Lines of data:

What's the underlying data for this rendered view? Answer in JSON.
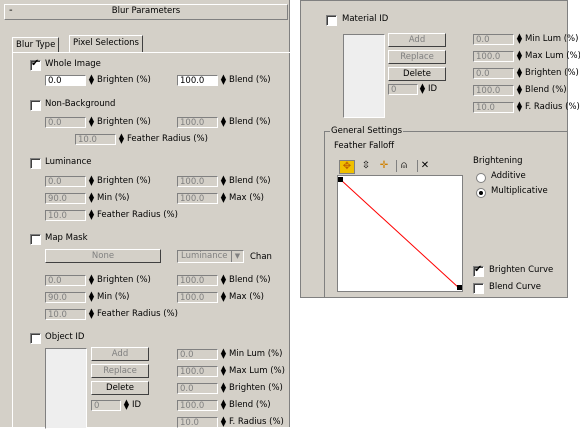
{
  "left_panel": {
    "rollout_minus": "-",
    "rollout_title": "Blur Parameters",
    "tabs": [
      "Blur Type",
      "Pixel Selections"
    ],
    "whole_image": {
      "label": "Whole Image",
      "checked": true,
      "brighten": "0.0",
      "brighten_label": "Brighten (%)",
      "blend": "100.0",
      "blend_label": "Blend (%)"
    },
    "non_background": {
      "label": "Non-Background",
      "checked": false,
      "brighten": "0.0",
      "brighten_label": "Brighten (%)",
      "blend": "100.0",
      "blend_label": "Blend (%)",
      "feather": "10.0",
      "feather_label": "Feather Radius (%)"
    },
    "luminance": {
      "label": "Luminance",
      "checked": false,
      "brighten": "0.0",
      "brighten_label": "Brighten (%)",
      "blend": "100.0",
      "blend_label": "Blend (%)",
      "min": "90.0",
      "min_label": "Min (%)",
      "max": "100.0",
      "max_label": "Max (%)",
      "feather": "10.0",
      "feather_label": "Feather Radius (%)"
    },
    "map_mask": {
      "label": "Map Mask",
      "checked": false,
      "none_button": "None",
      "channel_select": "Luminance",
      "chan_label": "Chan",
      "brighten": "0.0",
      "brighten_label": "Brighten (%)",
      "blend": "100.0",
      "blend_label": "Blend (%)",
      "min": "90.0",
      "min_label": "Min (%)",
      "max": "100.0",
      "max_label": "Max (%)",
      "feather": "10.0",
      "feather_label": "Feather Radius (%)"
    },
    "object_id": {
      "label": "Object ID",
      "checked": false,
      "add": "Add",
      "replace": "Replace",
      "delete": "Delete",
      "id_value": "0",
      "id_label": "ID",
      "min_lum": "0.0",
      "min_lum_label": "Min Lum (%)",
      "max_lum": "100.0",
      "max_lum_label": "Max Lum (%)",
      "brighten": "0.0",
      "brighten_label": "Brighten (%)",
      "blend": "100.0",
      "blend_label": "Blend (%)",
      "f_radius": "10.0",
      "f_radius_label": "F. Radius (%)"
    }
  },
  "right_panel": {
    "material_id": {
      "label": "Material ID",
      "checked": false,
      "add": "Add",
      "replace": "Replace",
      "delete": "Delete",
      "id_value": "0",
      "id_label": "ID",
      "min_lum": "0.0",
      "min_lum_label": "Min Lum (%)",
      "max_lum": "100.0",
      "max_lum_label": "Max Lum (%)",
      "brighten": "0.0",
      "brighten_label": "Brighten (%)",
      "blend": "100.0",
      "blend_label": "Blend (%)",
      "f_radius": "10.0",
      "f_radius_label": "F. Radius (%)"
    },
    "general_settings": {
      "title": "General Settings",
      "feather_falloff": "Feather Falloff",
      "toolbar_icons": [
        "move-icon",
        "scale-point-icon",
        "add-point-icon",
        "lock-icon",
        "delete-point-icon"
      ],
      "brightening_label": "Brightening",
      "additive": "Additive",
      "multiplicative": "Multiplicative",
      "selected": "Multiplicative",
      "brighten_curve": {
        "label": "Brighten Curve",
        "checked": true
      },
      "blend_curve": {
        "label": "Blend Curve",
        "checked": false
      },
      "curve_color": "#ff0000"
    }
  }
}
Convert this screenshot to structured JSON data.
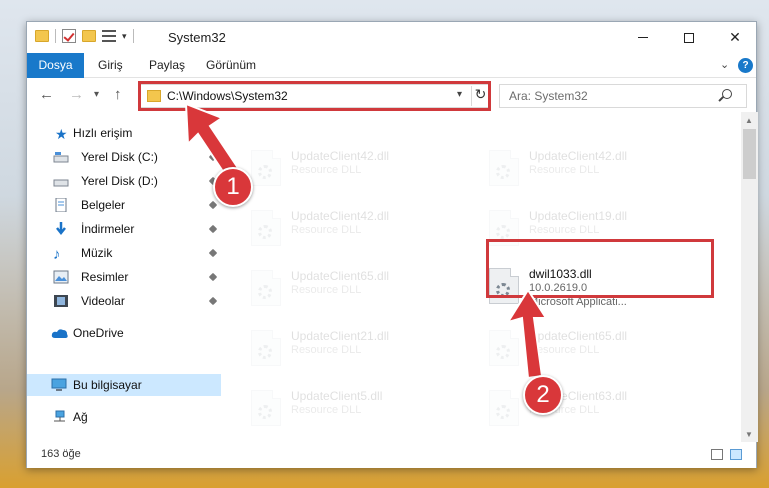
{
  "window": {
    "title": "System32",
    "controls": {
      "minimize": "minimize",
      "maximize": "maximize",
      "close": "✕"
    }
  },
  "ribbon": {
    "tabs": [
      "Dosya",
      "Giriş",
      "Paylaş",
      "Görünüm"
    ],
    "help": "?"
  },
  "navigation": {
    "address": "C:\\Windows\\System32",
    "search_placeholder": "Ara: System32"
  },
  "sidebar": {
    "items": [
      {
        "label": "Hızlı erişim",
        "icon": "star-icon"
      },
      {
        "label": "Yerel Disk (C:)",
        "icon": "drive-icon",
        "pinned": true
      },
      {
        "label": "Yerel Disk (D:)",
        "icon": "drive-icon",
        "pinned": true
      },
      {
        "label": "Belgeler",
        "icon": "documents-icon",
        "pinned": true
      },
      {
        "label": "İndirmeler",
        "icon": "downloads-icon",
        "pinned": true
      },
      {
        "label": "Müzik",
        "icon": "music-icon",
        "pinned": true
      },
      {
        "label": "Resimler",
        "icon": "pictures-icon",
        "pinned": true
      },
      {
        "label": "Videolar",
        "icon": "videos-icon",
        "pinned": true
      },
      {
        "label": "OneDrive",
        "icon": "cloud-icon"
      },
      {
        "label": "Bu bilgisayar",
        "icon": "computer-icon",
        "selected": true
      },
      {
        "label": "Ağ",
        "icon": "network-icon"
      }
    ]
  },
  "files": [
    {
      "name": "UpdateClient42.dll",
      "desc": "Resource DLL",
      "faded": true
    },
    {
      "name": "UpdateClient42.dll",
      "desc": "Resource DLL",
      "faded": true
    },
    {
      "name": "UpdateClient42.dll",
      "desc": "Resource DLL",
      "faded": true
    },
    {
      "name": "UpdateClient19.dll",
      "desc": "Resource DLL",
      "faded": true
    },
    {
      "name": "UpdateClient65.dll",
      "desc": "Resource DLL",
      "faded": true
    },
    {
      "name": "dwil1033.dll",
      "desc": "10.0.2619.0",
      "desc2": "Microsoft Applicati...",
      "faded": false
    },
    {
      "name": "UpdateClient21.dll",
      "desc": "Resource DLL",
      "faded": true
    },
    {
      "name": "UpdateClient65.dll",
      "desc": "Resource DLL",
      "faded": true
    },
    {
      "name": "UpdateClient5.dll",
      "desc": "Resource DLL",
      "faded": true
    },
    {
      "name": "UpdateClient63.dll",
      "desc": "Resource DLL",
      "faded": true
    }
  ],
  "status": {
    "count": "163 öğe"
  },
  "annotations": {
    "marker1": "1",
    "marker2": "2",
    "highlight_color": "#d0393c"
  }
}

What you need to do: Print the complete listing exactly as it stands, without its pictures.

Answer to the problem:
What's the underlying data for this rendered view? Answer in JSON.
{
  "left_panel": {
    "rollout_minus": "-",
    "rollout_title": "Blur Parameters",
    "tabs": [
      "Blur Type",
      "Pixel Selections"
    ],
    "whole_image": {
      "label": "Whole Image",
      "checked": true,
      "brighten": "0.0",
      "brighten_label": "Brighten (%)",
      "blend": "100.0",
      "blend_label": "Blend (%)"
    },
    "non_background": {
      "label": "Non-Background",
      "checked": false,
      "brighten": "0.0",
      "brighten_label": "Brighten (%)",
      "blend": "100.0",
      "blend_label": "Blend (%)",
      "feather": "10.0",
      "feather_label": "Feather Radius (%)"
    },
    "luminance": {
      "label": "Luminance",
      "checked": false,
      "brighten": "0.0",
      "brighten_label": "Brighten (%)",
      "blend": "100.0",
      "blend_label": "Blend (%)",
      "min": "90.0",
      "min_label": "Min (%)",
      "max": "100.0",
      "max_label": "Max (%)",
      "feather": "10.0",
      "feather_label": "Feather Radius (%)"
    },
    "map_mask": {
      "label": "Map Mask",
      "checked": false,
      "none_button": "None",
      "channel_select": "Luminance",
      "chan_label": "Chan",
      "brighten": "0.0",
      "brighten_label": "Brighten (%)",
      "blend": "100.0",
      "blend_label": "Blend (%)",
      "min": "90.0",
      "min_label": "Min (%)",
      "max": "100.0",
      "max_label": "Max (%)",
      "feather": "10.0",
      "feather_label": "Feather Radius (%)"
    },
    "object_id": {
      "label": "Object ID",
      "checked": false,
      "add": "Add",
      "replace": "Replace",
      "delete": "Delete",
      "id_value": "0",
      "id_label": "ID",
      "min_lum": "0.0",
      "min_lum_label": "Min Lum (%)",
      "max_lum": "100.0",
      "max_lum_label": "Max Lum (%)",
      "brighten": "0.0",
      "brighten_label": "Brighten (%)",
      "blend": "100.0",
      "blend_label": "Blend (%)",
      "f_radius": "10.0",
      "f_radius_label": "F. Radius (%)"
    }
  },
  "right_panel": {
    "material_id": {
      "label": "Material ID",
      "checked": false,
      "add": "Add",
      "replace": "Replace",
      "delete": "Delete",
      "id_value": "0",
      "id_label": "ID",
      "min_lum": "0.0",
      "min_lum_label": "Min Lum (%)",
      "max_lum": "100.0",
      "max_lum_label": "Max Lum (%)",
      "brighten": "0.0",
      "brighten_label": "Brighten (%)",
      "blend": "100.0",
      "blend_label": "Blend (%)",
      "f_radius": "10.0",
      "f_radius_label": "F. Radius (%)"
    },
    "general_settings": {
      "title": "General Settings",
      "feather_falloff": "Feather Falloff",
      "toolbar_icons": [
        "move-icon",
        "scale-point-icon",
        "add-point-icon",
        "lock-icon",
        "delete-point-icon"
      ],
      "brightening_label": "Brightening",
      "additive": "Additive",
      "multiplicative": "Multiplicative",
      "selected": "Multiplicative",
      "brighten_curve": {
        "label": "Brighten Curve",
        "checked": true
      },
      "blend_curve": {
        "label": "Blend Curve",
        "checked": false
      },
      "curve_color": "#ff0000"
    }
  }
}
Convert this screenshot to structured JSON data.
{
  "window": {
    "title": "System32",
    "controls": {
      "minimize": "minimize",
      "maximize": "maximize",
      "close": "✕"
    }
  },
  "ribbon": {
    "tabs": [
      "Dosya",
      "Giriş",
      "Paylaş",
      "Görünüm"
    ],
    "help": "?"
  },
  "navigation": {
    "address": "C:\\Windows\\System32",
    "search_placeholder": "Ara: System32"
  },
  "sidebar": {
    "items": [
      {
        "label": "Hızlı erişim",
        "icon": "star-icon"
      },
      {
        "label": "Yerel Disk (C:)",
        "icon": "drive-icon",
        "pinned": true
      },
      {
        "label": "Yerel Disk (D:)",
        "icon": "drive-icon",
        "pinned": true
      },
      {
        "label": "Belgeler",
        "icon": "documents-icon",
        "pinned": true
      },
      {
        "label": "İndirmeler",
        "icon": "downloads-icon",
        "pinned": true
      },
      {
        "label": "Müzik",
        "icon": "music-icon",
        "pinned": true
      },
      {
        "label": "Resimler",
        "icon": "pictures-icon",
        "pinned": true
      },
      {
        "label": "Videolar",
        "icon": "videos-icon",
        "pinned": true
      },
      {
        "label": "OneDrive",
        "icon": "cloud-icon"
      },
      {
        "label": "Bu bilgisayar",
        "icon": "computer-icon",
        "selected": true
      },
      {
        "label": "Ağ",
        "icon": "network-icon"
      }
    ]
  },
  "files": [
    {
      "name": "UpdateClient42.dll",
      "desc": "Resource DLL",
      "faded": true
    },
    {
      "name": "UpdateClient42.dll",
      "desc": "Resource DLL",
      "faded": true
    },
    {
      "name": "UpdateClient42.dll",
      "desc": "Resource DLL",
      "faded": true
    },
    {
      "name": "UpdateClient19.dll",
      "desc": "Resource DLL",
      "faded": true
    },
    {
      "name": "UpdateClient65.dll",
      "desc": "Resource DLL",
      "faded": true
    },
    {
      "name": "dwil1033.dll",
      "desc": "10.0.2619.0",
      "desc2": "Microsoft Applicati...",
      "faded": false
    },
    {
      "name": "UpdateClient21.dll",
      "desc": "Resource DLL",
      "faded": true
    },
    {
      "name": "UpdateClient65.dll",
      "desc": "Resource DLL",
      "faded": true
    },
    {
      "name": "UpdateClient5.dll",
      "desc": "Resource DLL",
      "faded": true
    },
    {
      "name": "UpdateClient63.dll",
      "desc": "Resource DLL",
      "faded": true
    }
  ],
  "status": {
    "count": "163 öğe"
  },
  "annotations": {
    "marker1": "1",
    "marker2": "2",
    "highlight_color": "#d0393c"
  }
}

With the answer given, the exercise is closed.